Part of a data file |
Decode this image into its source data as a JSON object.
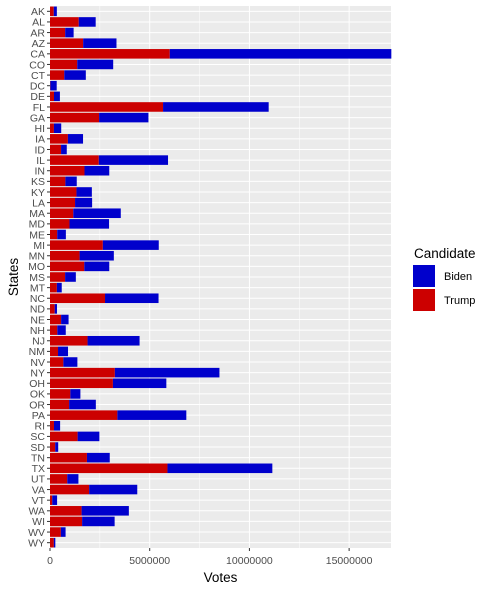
{
  "chart_data": {
    "type": "bar",
    "orientation": "horizontal",
    "stacked": true,
    "xlabel": "Votes",
    "ylabel": "States",
    "xlim": [
      0,
      17100000
    ],
    "xticks": [
      0,
      5000000,
      10000000,
      15000000
    ],
    "xtick_labels": [
      "0",
      "5000000",
      "10000000",
      "15000000"
    ],
    "grid": true,
    "legend_title": "Candidate",
    "legend_position": "right",
    "categories": [
      "AK",
      "AL",
      "AR",
      "AZ",
      "CA",
      "CO",
      "CT",
      "DC",
      "DE",
      "FL",
      "GA",
      "HI",
      "IA",
      "ID",
      "IL",
      "IN",
      "KS",
      "KY",
      "LA",
      "MA",
      "MD",
      "ME",
      "MI",
      "MN",
      "MO",
      "MS",
      "MT",
      "NC",
      "ND",
      "NE",
      "NH",
      "NJ",
      "NM",
      "NV",
      "NY",
      "OH",
      "OK",
      "OR",
      "PA",
      "RI",
      "SC",
      "SD",
      "TN",
      "TX",
      "UT",
      "VA",
      "VT",
      "WA",
      "WI",
      "WV",
      "WY"
    ],
    "series": [
      {
        "name": "Biden",
        "color": "#0000cc",
        "values": [
          153778,
          849624,
          423932,
          1672143,
          11110250,
          1804352,
          1080831,
          317323,
          296268,
          5297045,
          2473633,
          366130,
          759061,
          287021,
          3471915,
          1242416,
          570323,
          772474,
          856034,
          2382202,
          1985023,
          435072,
          2804040,
          1717077,
          1253014,
          539398,
          244786,
          2684292,
          114902,
          374583,
          424937,
          2608335,
          501614,
          703486,
          5244886,
          2679165,
          503890,
          1340383,
          3458229,
          307486,
          1091541,
          150471,
          1143711,
          5259126,
          560282,
          2413568,
          242820,
          2369612,
          1630866,
          235984,
          73491
        ]
      },
      {
        "name": "Trump",
        "color": "#cc0000",
        "values": [
          189951,
          1441170,
          760647,
          1661686,
          6006429,
          1364607,
          715291,
          18586,
          200603,
          5668731,
          2461854,
          196864,
          897672,
          554119,
          2446891,
          1729519,
          771406,
          1326646,
          1255776,
          1167202,
          976414,
          360737,
          2649852,
          1484065,
          1718736,
          756764,
          343602,
          2758775,
          235595,
          556846,
          365660,
          1883274,
          401894,
          669890,
          3251997,
          3154834,
          1020280,
          958448,
          3377674,
          199922,
          1385103,
          261043,
          1852475,
          5890347,
          865140,
          1962430,
          112704,
          1584651,
          1610184,
          545382,
          193559
        ]
      }
    ]
  }
}
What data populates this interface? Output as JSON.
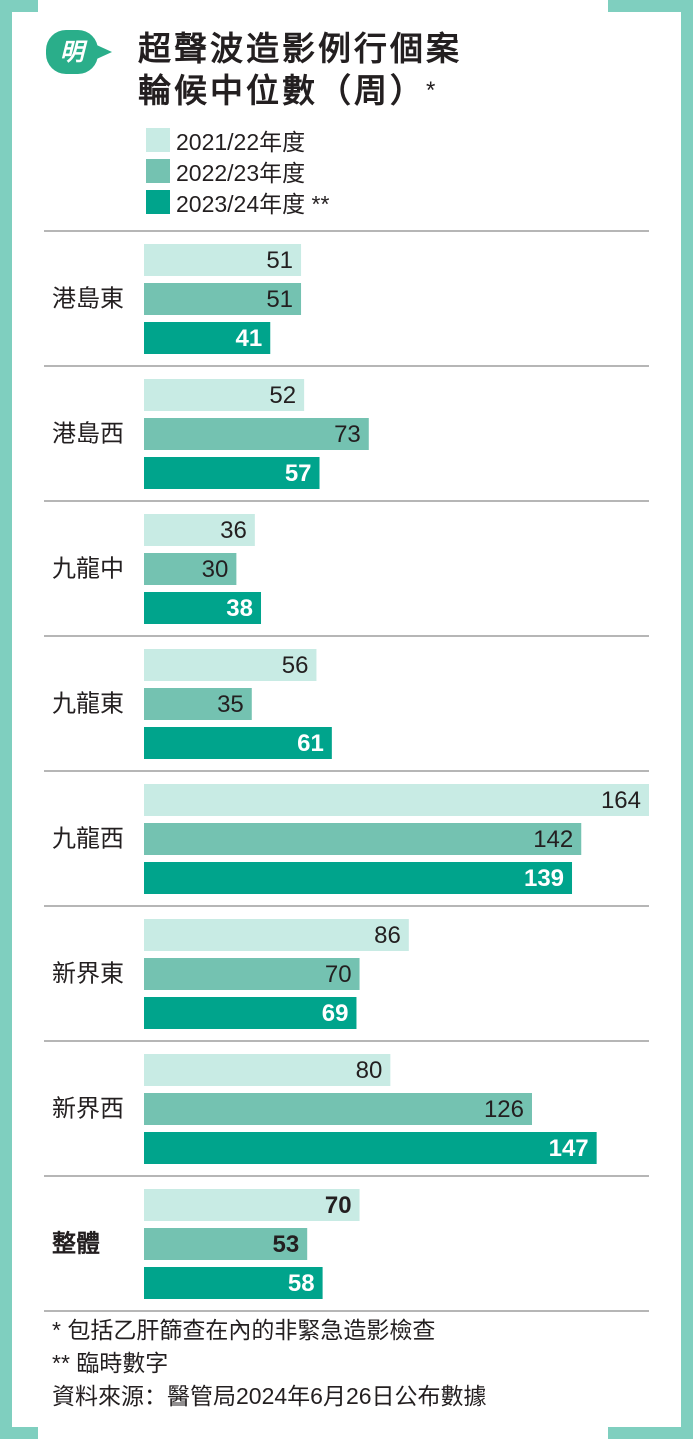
{
  "logo": {
    "text": "明",
    "color": "#2aae8a"
  },
  "title": {
    "line1": "超聲波造影例行個案",
    "line2": "輪候中位數（周）",
    "star": "*"
  },
  "legend": [
    {
      "label": "2021/22年度",
      "color": "#c8ebe4"
    },
    {
      "label": "2022/23年度",
      "color": "#74c2b1"
    },
    {
      "label": "2023/24年度 **",
      "color": "#00a48c"
    }
  ],
  "chart_data": {
    "type": "bar",
    "orientation": "horizontal",
    "categories": [
      "港島東",
      "港島西",
      "九龍中",
      "九龍東",
      "九龍西",
      "新界東",
      "新界西",
      "整體"
    ],
    "series": [
      {
        "name": "2021/22年度",
        "color": "#c8ebe4",
        "values": [
          51,
          52,
          36,
          56,
          164,
          86,
          80,
          70
        ]
      },
      {
        "name": "2022/23年度",
        "color": "#74c2b1",
        "values": [
          51,
          73,
          30,
          35,
          142,
          70,
          126,
          53
        ]
      },
      {
        "name": "2023/24年度 **",
        "color": "#00a48c",
        "values": [
          41,
          57,
          38,
          61,
          139,
          69,
          147,
          58
        ]
      }
    ],
    "xlim": [
      0,
      164
    ],
    "emphasized_category": "整體",
    "grid": false,
    "legend_position": "top-left"
  },
  "footnotes": [
    "* 包括乙肝篩查在內的非緊急造影檢查",
    "** 臨時數字",
    "資料來源：醫管局2024年6月26日公布數據"
  ]
}
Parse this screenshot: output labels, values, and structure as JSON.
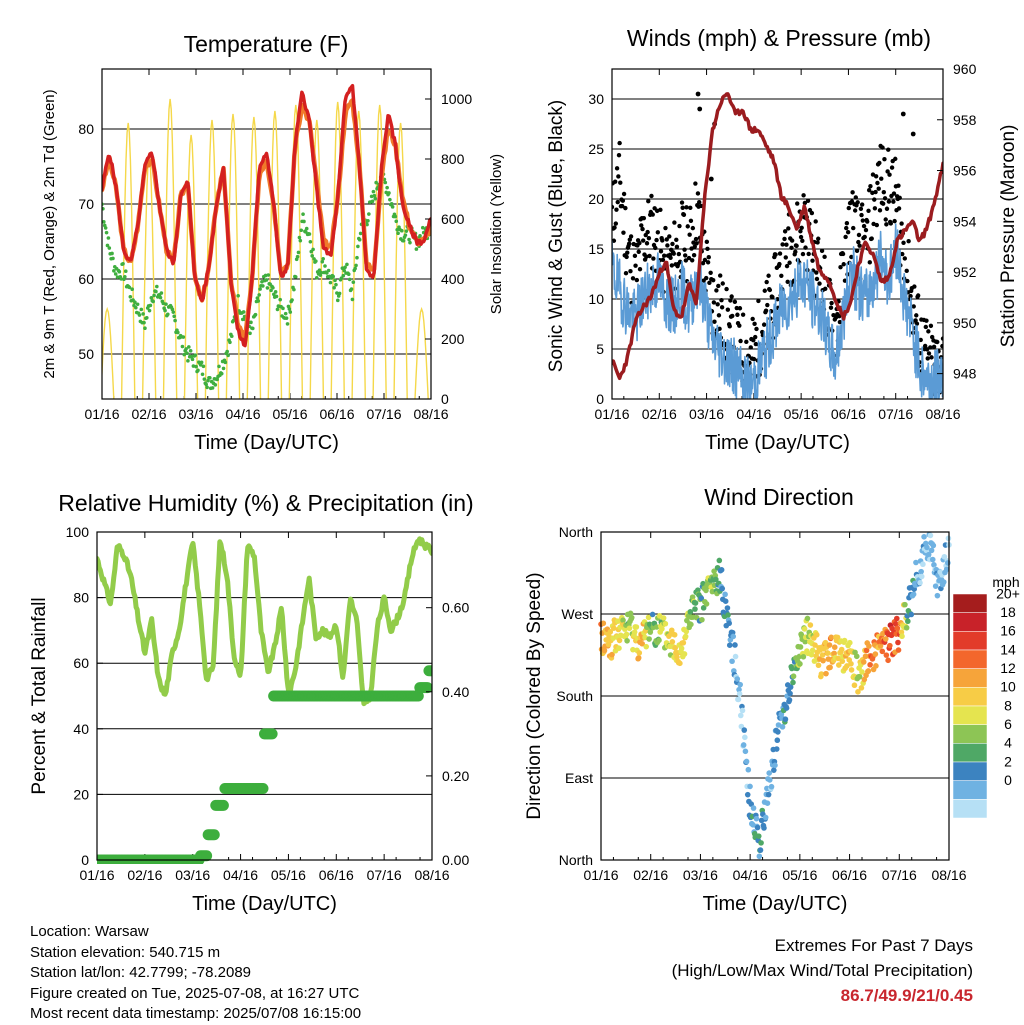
{
  "colors": {
    "temp_2m": "#d42020",
    "temp_9m": "#f07a2a",
    "dewpoint": "#3fae3f",
    "solar": "#f5d84a",
    "wind": "#5b9bd5",
    "gust": "#000000",
    "pressure": "#9b1c1f",
    "rh": "#92cc4a",
    "precip": "#3dae3d",
    "extremes": "#c8272e"
  },
  "chart_data": [
    {
      "id": "temperature",
      "type": "line",
      "title": "Temperature (F)",
      "xlabel": "Time (Day/UTC)",
      "ylabel": "2m & 9m T (Red, Orange) & 2m Td (Green)",
      "ylabel_right": "Solar Insolation (Yellow)",
      "x_ticks": [
        "01/16",
        "02/16",
        "03/16",
        "04/16",
        "05/16",
        "06/16",
        "07/16",
        "08/16"
      ],
      "ylim": [
        44,
        88
      ],
      "y_ticks": [
        50,
        60,
        70,
        80
      ],
      "ylim_right": [
        0,
        1100
      ],
      "y_ticks_right": [
        0,
        200,
        400,
        600,
        800,
        1000
      ],
      "grid": true,
      "series": [
        {
          "name": "2m T",
          "values": [
            72,
            77,
            72,
            64,
            62,
            67,
            75,
            77,
            70,
            64,
            62,
            71,
            73,
            60,
            57,
            62,
            70,
            75,
            60,
            53,
            51,
            60,
            75,
            77,
            70,
            60,
            62,
            78,
            85,
            81,
            72,
            64,
            63,
            71,
            84,
            86,
            75,
            61,
            60,
            74,
            82,
            78,
            70,
            67,
            65,
            65,
            68
          ]
        },
        {
          "name": "9m T",
          "values": [
            72,
            76,
            72,
            64,
            62,
            67,
            75,
            76,
            70,
            64,
            62,
            71,
            73,
            60,
            57,
            62,
            70,
            75,
            60,
            54,
            52,
            60,
            74,
            76,
            70,
            61,
            62,
            78,
            83,
            81,
            73,
            65,
            64,
            71,
            82,
            84,
            75,
            62,
            61,
            73,
            80,
            78,
            71,
            67,
            65,
            65,
            67
          ]
        },
        {
          "name": "2m Td",
          "values": [
            70,
            64,
            61,
            61,
            58,
            56,
            54,
            58,
            58,
            56,
            55,
            52,
            50,
            49,
            48,
            46,
            47,
            49,
            52,
            57,
            55,
            53,
            58,
            60,
            58,
            56,
            55,
            60,
            68,
            66,
            61,
            62,
            60,
            58,
            62,
            58,
            66,
            68,
            71,
            74,
            72,
            68,
            66,
            66,
            65,
            66,
            67
          ]
        }
      ],
      "solar_peaks": [
        300,
        920,
        820,
        1000,
        880,
        930,
        950,
        940,
        960,
        980,
        930,
        990,
        960,
        980,
        920,
        300
      ]
    },
    {
      "id": "winds_pressure",
      "type": "scatter",
      "title": "Winds (mph) & Pressure (mb)",
      "xlabel": "Time (Day/UTC)",
      "ylabel": "Sonic Wind & Gust (Blue, Black)",
      "ylabel_right": "Station Pressure (Maroon)",
      "x_ticks": [
        "01/16",
        "02/16",
        "03/16",
        "04/16",
        "05/16",
        "06/16",
        "07/16",
        "08/16"
      ],
      "ylim": [
        0,
        33
      ],
      "y_ticks": [
        0,
        5,
        10,
        15,
        20,
        25,
        30
      ],
      "ylim_right": [
        947,
        960
      ],
      "y_ticks_right": [
        948,
        950,
        952,
        954,
        956,
        958,
        960
      ],
      "grid": true,
      "series": [
        {
          "name": "Sonic Wind",
          "values": [
            13,
            11,
            9,
            8,
            10,
            11,
            12,
            10,
            9,
            11,
            9,
            12,
            10,
            6,
            5,
            4,
            3,
            2,
            1,
            3,
            5,
            7,
            9,
            10,
            11,
            12,
            10,
            9,
            6,
            4,
            8,
            13,
            11,
            10,
            12,
            14,
            12,
            15,
            10,
            7,
            3,
            2,
            2,
            3
          ]
        },
        {
          "name": "Gust",
          "values": [
            18,
            22,
            15,
            12,
            16,
            17,
            16,
            13,
            14,
            16,
            15,
            19,
            14,
            10,
            9,
            7,
            6,
            5,
            4,
            6,
            8,
            10,
            13,
            15,
            16,
            18,
            15,
            13,
            9,
            7,
            12,
            18,
            16,
            15,
            20,
            22,
            21,
            20,
            14,
            10,
            6,
            4,
            3,
            4
          ]
        },
        {
          "name": "Station Pressure",
          "values": [
            948.5,
            947.8,
            948.6,
            950.0,
            950.6,
            951.0,
            951.8,
            952.5,
            950.5,
            950.2,
            951.5,
            950.8,
            954.8,
            957.5,
            958.6,
            959.1,
            958.2,
            958.4,
            957.6,
            957.6,
            957.0,
            956.4,
            955.0,
            954.5,
            953.7,
            954.6,
            953.2,
            952.0,
            951.8,
            951.0,
            950.2,
            950.8,
            952.3,
            953.2,
            952.6,
            951.6,
            951.8,
            953.2,
            953.6,
            954.0,
            953.2,
            953.8,
            954.9,
            956.2
          ]
        }
      ],
      "gust_outliers": [
        {
          "x": 0.26,
          "y": 30.5
        },
        {
          "x": 0.265,
          "y": 29
        },
        {
          "x": 0.31,
          "y": 27.5
        },
        {
          "x": 0.3,
          "y": 22
        },
        {
          "x": 0.88,
          "y": 28.5
        },
        {
          "x": 0.91,
          "y": 26.5
        }
      ]
    },
    {
      "id": "rh_precip",
      "type": "line",
      "title": "Relative Humidity (%) & Precipitation (in)",
      "xlabel": "Time (Day/UTC)",
      "ylabel": "Percent & Total Rainfall",
      "x_ticks": [
        "01/16",
        "02/16",
        "03/16",
        "04/16",
        "05/16",
        "06/16",
        "07/16",
        "08/16"
      ],
      "ylim": [
        0,
        100
      ],
      "y_ticks": [
        0,
        20,
        40,
        60,
        80,
        100
      ],
      "ylim_right": [
        0,
        0.78
      ],
      "y_ticks_right": [
        "0.00",
        "0.20",
        "0.40",
        "0.60"
      ],
      "grid": true,
      "series": [
        {
          "name": "Relative Humidity",
          "values": [
            92,
            85,
            78,
            96,
            93,
            86,
            74,
            63,
            73,
            55,
            50,
            63,
            70,
            84,
            97,
            78,
            55,
            59,
            98,
            87,
            63,
            55,
            96,
            93,
            70,
            57,
            65,
            77,
            50,
            58,
            72,
            86,
            68,
            70,
            68,
            72,
            55,
            80,
            73,
            47,
            50,
            71,
            80,
            70,
            74,
            80,
            92,
            98,
            96,
            94
          ]
        },
        {
          "name": "Total Precipitation",
          "values": [
            0,
            0,
            0,
            0,
            0,
            0,
            0,
            0,
            0,
            0,
            0,
            0,
            0,
            0.01,
            0.06,
            0.13,
            0.17,
            0.17,
            0.17,
            0.17,
            0.17,
            0.3,
            0.39,
            0.39,
            0.39,
            0.39,
            0.39,
            0.39,
            0.39,
            0.39,
            0.39,
            0.39,
            0.39,
            0.39,
            0.39,
            0.39,
            0.39,
            0.39,
            0.39,
            0.39,
            0.41,
            0.45
          ]
        }
      ]
    },
    {
      "id": "wind_direction",
      "type": "scatter",
      "title": "Wind Direction",
      "xlabel": "Time (Day/UTC)",
      "ylabel": "Direction (Colored By Speed)",
      "x_ticks": [
        "01/16",
        "02/16",
        "03/16",
        "04/16",
        "05/16",
        "06/16",
        "07/16",
        "08/16"
      ],
      "y_ticks": [
        "North",
        "East",
        "South",
        "West",
        "North"
      ],
      "ylim": [
        0,
        360
      ],
      "grid": true,
      "colorbar_title": "mph",
      "colorbar_labels": [
        "20+",
        "18",
        "16",
        "14",
        "12",
        "10",
        "8",
        "6",
        "4",
        "2",
        "0"
      ],
      "colorbar_colors": [
        "#a51d1d",
        "#c82229",
        "#e23b2a",
        "#f3672c",
        "#f6a43a",
        "#f7cc46",
        "#e5e44f",
        "#8dc555",
        "#4fa866",
        "#3c83c0",
        "#6fb2e2",
        "#b6e0f5"
      ],
      "values": [
        {
          "x": 0.0,
          "dir": 245,
          "spd": 14
        },
        {
          "x": 0.03,
          "dir": 240,
          "spd": 12
        },
        {
          "x": 0.06,
          "dir": 250,
          "spd": 10
        },
        {
          "x": 0.09,
          "dir": 255,
          "spd": 8
        },
        {
          "x": 0.12,
          "dir": 235,
          "spd": 14
        },
        {
          "x": 0.15,
          "dir": 260,
          "spd": 6
        },
        {
          "x": 0.18,
          "dir": 250,
          "spd": 8
        },
        {
          "x": 0.22,
          "dir": 240,
          "spd": 10
        },
        {
          "x": 0.25,
          "dir": 230,
          "spd": 12
        },
        {
          "x": 0.28,
          "dir": 270,
          "spd": 8
        },
        {
          "x": 0.31,
          "dir": 280,
          "spd": 6
        },
        {
          "x": 0.34,
          "dir": 300,
          "spd": 8
        },
        {
          "x": 0.37,
          "dir": 310,
          "spd": 4
        },
        {
          "x": 0.4,
          "dir": 250,
          "spd": 3
        },
        {
          "x": 0.42,
          "dir": 180,
          "spd": 1
        },
        {
          "x": 0.45,
          "dir": 60,
          "spd": 3
        },
        {
          "x": 0.48,
          "dir": 20,
          "spd": 4
        },
        {
          "x": 0.5,
          "dir": 90,
          "spd": 2
        },
        {
          "x": 0.52,
          "dir": 150,
          "spd": 3
        },
        {
          "x": 0.55,
          "dir": 190,
          "spd": 5
        },
        {
          "x": 0.58,
          "dir": 230,
          "spd": 8
        },
        {
          "x": 0.61,
          "dir": 250,
          "spd": 10
        },
        {
          "x": 0.64,
          "dir": 220,
          "spd": 12
        },
        {
          "x": 0.67,
          "dir": 225,
          "spd": 14
        },
        {
          "x": 0.7,
          "dir": 230,
          "spd": 11
        },
        {
          "x": 0.73,
          "dir": 220,
          "spd": 12
        },
        {
          "x": 0.76,
          "dir": 200,
          "spd": 9
        },
        {
          "x": 0.79,
          "dir": 225,
          "spd": 16
        },
        {
          "x": 0.82,
          "dir": 230,
          "spd": 14
        },
        {
          "x": 0.85,
          "dir": 240,
          "spd": 18
        },
        {
          "x": 0.88,
          "dir": 250,
          "spd": 16
        },
        {
          "x": 0.91,
          "dir": 280,
          "spd": 4
        },
        {
          "x": 0.93,
          "dir": 320,
          "spd": 2
        },
        {
          "x": 0.95,
          "dir": 350,
          "spd": 1
        },
        {
          "x": 0.97,
          "dir": 300,
          "spd": 2
        },
        {
          "x": 0.99,
          "dir": 340,
          "spd": 1
        }
      ]
    }
  ],
  "footer": {
    "location": "Location: Warsaw",
    "elevation": "Station elevation: 540.715 m",
    "latlon": "Station lat/lon: 42.7799; -78.2089",
    "created": "Figure created on Tue, 2025-07-08, at 16:27 UTC",
    "latest": "Most recent data timestamp: 2025/07/08 16:15:00"
  },
  "extremes": {
    "title": "Extremes For Past 7 Days",
    "subtitle": "(High/Low/Max Wind/Total Precipitation)",
    "values": "86.7/49.9/21/0.45"
  }
}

Exercise prompt | Where a line holds "Relative", copy that line.

Response |
      "title": "Relative Humidity (%) & Precipitation (in)",
          "name": "Relative Humidity",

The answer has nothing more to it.